## Data for this exercise
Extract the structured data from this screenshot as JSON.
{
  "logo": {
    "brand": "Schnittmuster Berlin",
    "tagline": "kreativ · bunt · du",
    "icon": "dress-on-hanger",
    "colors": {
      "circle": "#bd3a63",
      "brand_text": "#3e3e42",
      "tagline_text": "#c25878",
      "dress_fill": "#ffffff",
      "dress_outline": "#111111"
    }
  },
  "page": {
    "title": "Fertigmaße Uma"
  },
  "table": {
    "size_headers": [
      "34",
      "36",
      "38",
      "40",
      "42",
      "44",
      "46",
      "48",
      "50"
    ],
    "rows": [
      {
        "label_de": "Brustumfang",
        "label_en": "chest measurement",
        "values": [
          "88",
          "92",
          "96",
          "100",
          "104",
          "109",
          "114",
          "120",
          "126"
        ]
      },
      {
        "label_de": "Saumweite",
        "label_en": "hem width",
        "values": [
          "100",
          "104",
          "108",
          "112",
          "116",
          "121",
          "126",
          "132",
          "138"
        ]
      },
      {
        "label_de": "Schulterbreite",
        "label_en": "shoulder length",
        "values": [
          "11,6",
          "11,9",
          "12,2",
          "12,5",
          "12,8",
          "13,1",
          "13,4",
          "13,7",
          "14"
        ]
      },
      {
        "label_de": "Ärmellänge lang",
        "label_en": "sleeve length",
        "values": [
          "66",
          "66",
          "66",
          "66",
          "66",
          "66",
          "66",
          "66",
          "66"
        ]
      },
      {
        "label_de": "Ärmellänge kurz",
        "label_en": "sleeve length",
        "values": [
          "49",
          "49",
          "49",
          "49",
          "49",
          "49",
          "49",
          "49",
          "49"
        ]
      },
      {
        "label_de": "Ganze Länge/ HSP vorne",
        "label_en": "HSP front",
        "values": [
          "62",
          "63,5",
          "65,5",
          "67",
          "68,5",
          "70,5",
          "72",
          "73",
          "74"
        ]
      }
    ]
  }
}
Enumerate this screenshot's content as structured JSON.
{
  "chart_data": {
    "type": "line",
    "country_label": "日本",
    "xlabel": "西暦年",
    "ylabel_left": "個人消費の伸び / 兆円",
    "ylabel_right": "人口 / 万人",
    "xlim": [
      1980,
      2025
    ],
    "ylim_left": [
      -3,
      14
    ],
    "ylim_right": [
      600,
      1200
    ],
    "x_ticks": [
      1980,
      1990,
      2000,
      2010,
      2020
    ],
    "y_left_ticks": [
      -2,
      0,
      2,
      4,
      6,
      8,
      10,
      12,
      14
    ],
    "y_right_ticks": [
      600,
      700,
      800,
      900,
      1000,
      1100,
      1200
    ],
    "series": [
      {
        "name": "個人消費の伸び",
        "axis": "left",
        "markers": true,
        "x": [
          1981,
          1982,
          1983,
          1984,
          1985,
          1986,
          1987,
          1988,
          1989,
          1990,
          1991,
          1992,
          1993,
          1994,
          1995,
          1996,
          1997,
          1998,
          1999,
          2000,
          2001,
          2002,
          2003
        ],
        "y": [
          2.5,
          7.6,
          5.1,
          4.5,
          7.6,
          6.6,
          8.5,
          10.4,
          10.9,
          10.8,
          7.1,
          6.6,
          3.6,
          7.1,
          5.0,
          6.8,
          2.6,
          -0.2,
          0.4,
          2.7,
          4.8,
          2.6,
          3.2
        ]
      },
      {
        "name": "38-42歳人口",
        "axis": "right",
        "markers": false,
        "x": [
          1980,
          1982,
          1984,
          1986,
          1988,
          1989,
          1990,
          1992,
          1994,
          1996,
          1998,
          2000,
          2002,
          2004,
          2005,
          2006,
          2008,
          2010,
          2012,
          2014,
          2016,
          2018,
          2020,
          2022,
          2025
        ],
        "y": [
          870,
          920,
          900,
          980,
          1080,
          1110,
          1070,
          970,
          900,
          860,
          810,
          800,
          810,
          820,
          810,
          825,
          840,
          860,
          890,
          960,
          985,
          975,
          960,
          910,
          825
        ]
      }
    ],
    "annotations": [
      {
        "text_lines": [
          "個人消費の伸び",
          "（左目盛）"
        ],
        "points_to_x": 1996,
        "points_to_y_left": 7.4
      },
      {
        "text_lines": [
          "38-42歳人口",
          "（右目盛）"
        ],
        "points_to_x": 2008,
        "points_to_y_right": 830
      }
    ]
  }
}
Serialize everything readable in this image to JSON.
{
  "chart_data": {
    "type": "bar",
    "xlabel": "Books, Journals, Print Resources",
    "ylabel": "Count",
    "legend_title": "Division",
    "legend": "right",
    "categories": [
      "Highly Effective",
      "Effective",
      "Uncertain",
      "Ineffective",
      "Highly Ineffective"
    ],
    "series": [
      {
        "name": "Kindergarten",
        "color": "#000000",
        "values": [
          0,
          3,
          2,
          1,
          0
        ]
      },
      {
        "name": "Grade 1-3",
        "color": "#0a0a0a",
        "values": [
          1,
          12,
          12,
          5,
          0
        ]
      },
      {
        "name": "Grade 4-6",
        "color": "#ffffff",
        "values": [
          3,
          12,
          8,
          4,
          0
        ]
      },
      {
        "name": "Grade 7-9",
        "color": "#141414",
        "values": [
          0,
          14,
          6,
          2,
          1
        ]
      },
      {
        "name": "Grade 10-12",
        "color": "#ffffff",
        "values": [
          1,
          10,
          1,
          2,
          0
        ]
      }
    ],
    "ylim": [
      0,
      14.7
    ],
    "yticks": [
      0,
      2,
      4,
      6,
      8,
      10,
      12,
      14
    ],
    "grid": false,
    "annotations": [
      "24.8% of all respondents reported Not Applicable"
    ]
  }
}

## Stated exercise
Your task is to quote all of the data word for word.

## Response to the task
Extract the structured data from this screenshot as JSON.
{
  "logo": {
    "brand": "Schnittmuster Berlin",
    "tagline": "kreativ · bunt · du",
    "icon": "dress-on-hanger",
    "colors": {
      "circle": "#bd3a63",
      "brand_text": "#3e3e42",
      "tagline_text": "#c25878",
      "dress_fill": "#ffffff",
      "dress_outline": "#111111"
    }
  },
  "page": {
    "title": "Fertigmaße Uma"
  },
  "table": {
    "size_headers": [
      "34",
      "36",
      "38",
      "40",
      "42",
      "44",
      "46",
      "48",
      "50"
    ],
    "rows": [
      {
        "label_de": "Brustumfang",
        "label_en": "chest measurement",
        "values": [
          "88",
          "92",
          "96",
          "100",
          "104",
          "109",
          "114",
          "120",
          "126"
        ]
      },
      {
        "label_de": "Saumweite",
        "label_en": "hem width",
        "values": [
          "100",
          "104",
          "108",
          "112",
          "116",
          "121",
          "126",
          "132",
          "138"
        ]
      },
      {
        "label_de": "Schulterbreite",
        "label_en": "shoulder length",
        "values": [
          "11,6",
          "11,9",
          "12,2",
          "12,5",
          "12,8",
          "13,1",
          "13,4",
          "13,7",
          "14"
        ]
      },
      {
        "label_de": "Ärmellänge lang",
        "label_en": "sleeve length",
        "values": [
          "66",
          "66",
          "66",
          "66",
          "66",
          "66",
          "66",
          "66",
          "66"
        ]
      },
      {
        "label_de": "Ärmellänge kurz",
        "label_en": "sleeve length",
        "values": [
          "49",
          "49",
          "49",
          "49",
          "49",
          "49",
          "49",
          "49",
          "49"
        ]
      },
      {
        "label_de": "Ganze Länge/ HSP vorne",
        "label_en": "HSP front",
        "values": [
          "62",
          "63,5",
          "65,5",
          "67",
          "68,5",
          "70,5",
          "72",
          "73",
          "74"
        ]
      }
    ]
  }
}
Enumerate this screenshot's content as structured JSON.
{
  "chart_data": {
    "type": "line",
    "country_label": "日本",
    "xlabel": "西暦年",
    "ylabel_left": "個人消費の伸び / 兆円",
    "ylabel_right": "人口 / 万人",
    "xlim": [
      1980,
      2025
    ],
    "ylim_left": [
      -3,
      14
    ],
    "ylim_right": [
      600,
      1200
    ],
    "x_ticks": [
      1980,
      1990,
      2000,
      2010,
      2020
    ],
    "y_left_ticks": [
      -2,
      0,
      2,
      4,
      6,
      8,
      10,
      12,
      14
    ],
    "y_right_ticks": [
      600,
      700,
      800,
      900,
      1000,
      1100,
      1200
    ],
    "series": [
      {
        "name": "個人消費の伸び",
        "axis": "left",
        "markers": true,
        "x": [
          1981,
          1982,
          1983,
          1984,
          1985,
          1986,
          1987,
          1988,
          1989,
          1990,
          1991,
          1992,
          1993,
          1994,
          1995,
          1996,
          1997,
          1998,
          1999,
          2000,
          2001,
          2002,
          2003
        ],
        "y": [
          2.5,
          7.6,
          5.1,
          4.5,
          7.6,
          6.6,
          8.5,
          10.4,
          10.9,
          10.8,
          7.1,
          6.6,
          3.6,
          7.1,
          5.0,
          6.8,
          2.6,
          -0.2,
          0.4,
          2.7,
          4.8,
          2.6,
          3.2
        ]
      },
      {
        "name": "38-42歳人口",
        "axis": "right",
        "markers": false,
        "x": [
          1980,
          1982,
          1984,
          1986,
          1988,
          1989,
          1990,
          1992,
          1994,
          1996,
          1998,
          2000,
          2002,
          2004,
          2005,
          2006,
          2008,
          2010,
          2012,
          2014,
          2016,
          2018,
          2020,
          2022,
          2025
        ],
        "y": [
          870,
          920,
          900,
          980,
          1080,
          1110,
          1070,
          970,
          900,
          860,
          810,
          800,
          810,
          820,
          810,
          825,
          840,
          860,
          890,
          960,
          985,
          975,
          960,
          910,
          825
        ]
      }
    ],
    "annotations": [
      {
        "text_lines": [
          "個人消費の伸び",
          "（左目盛）"
        ],
        "points_to_x": 1996,
        "points_to_y_left": 7.4
      },
      {
        "text_lines": [
          "38-42歳人口",
          "（右目盛）"
        ],
        "points_to_x": 2008,
        "points_to_y_right": 830
      }
    ]
  }
}
Serialize everything readable in this image to JSON.
{
  "chart_data": {
    "type": "bar",
    "xlabel": "Books, Journals, Print Resources",
    "ylabel": "Count",
    "legend_title": "Division",
    "legend": "right",
    "categories": [
      "Highly Effective",
      "Effective",
      "Uncertain",
      "Ineffective",
      "Highly Ineffective"
    ],
    "series": [
      {
        "name": "Kindergarten",
        "color": "#000000",
        "values": [
          0,
          3,
          2,
          1,
          0
        ]
      },
      {
        "name": "Grade 1-3",
        "color": "#0a0a0a",
        "values": [
          1,
          12,
          12,
          5,
          0
        ]
      },
      {
        "name": "Grade 4-6",
        "color": "#ffffff",
        "values": [
          3,
          12,
          8,
          4,
          0
        ]
      },
      {
        "name": "Grade 7-9",
        "color": "#141414",
        "values": [
          0,
          14,
          6,
          2,
          1
        ]
      },
      {
        "name": "Grade 10-12",
        "color": "#ffffff",
        "values": [
          1,
          10,
          1,
          2,
          0
        ]
      }
    ],
    "ylim": [
      0,
      14.7
    ],
    "yticks": [
      0,
      2,
      4,
      6,
      8,
      10,
      12,
      14
    ],
    "grid": false,
    "annotations": [
      "24.8% of all respondents reported Not Applicable"
    ]
  }
}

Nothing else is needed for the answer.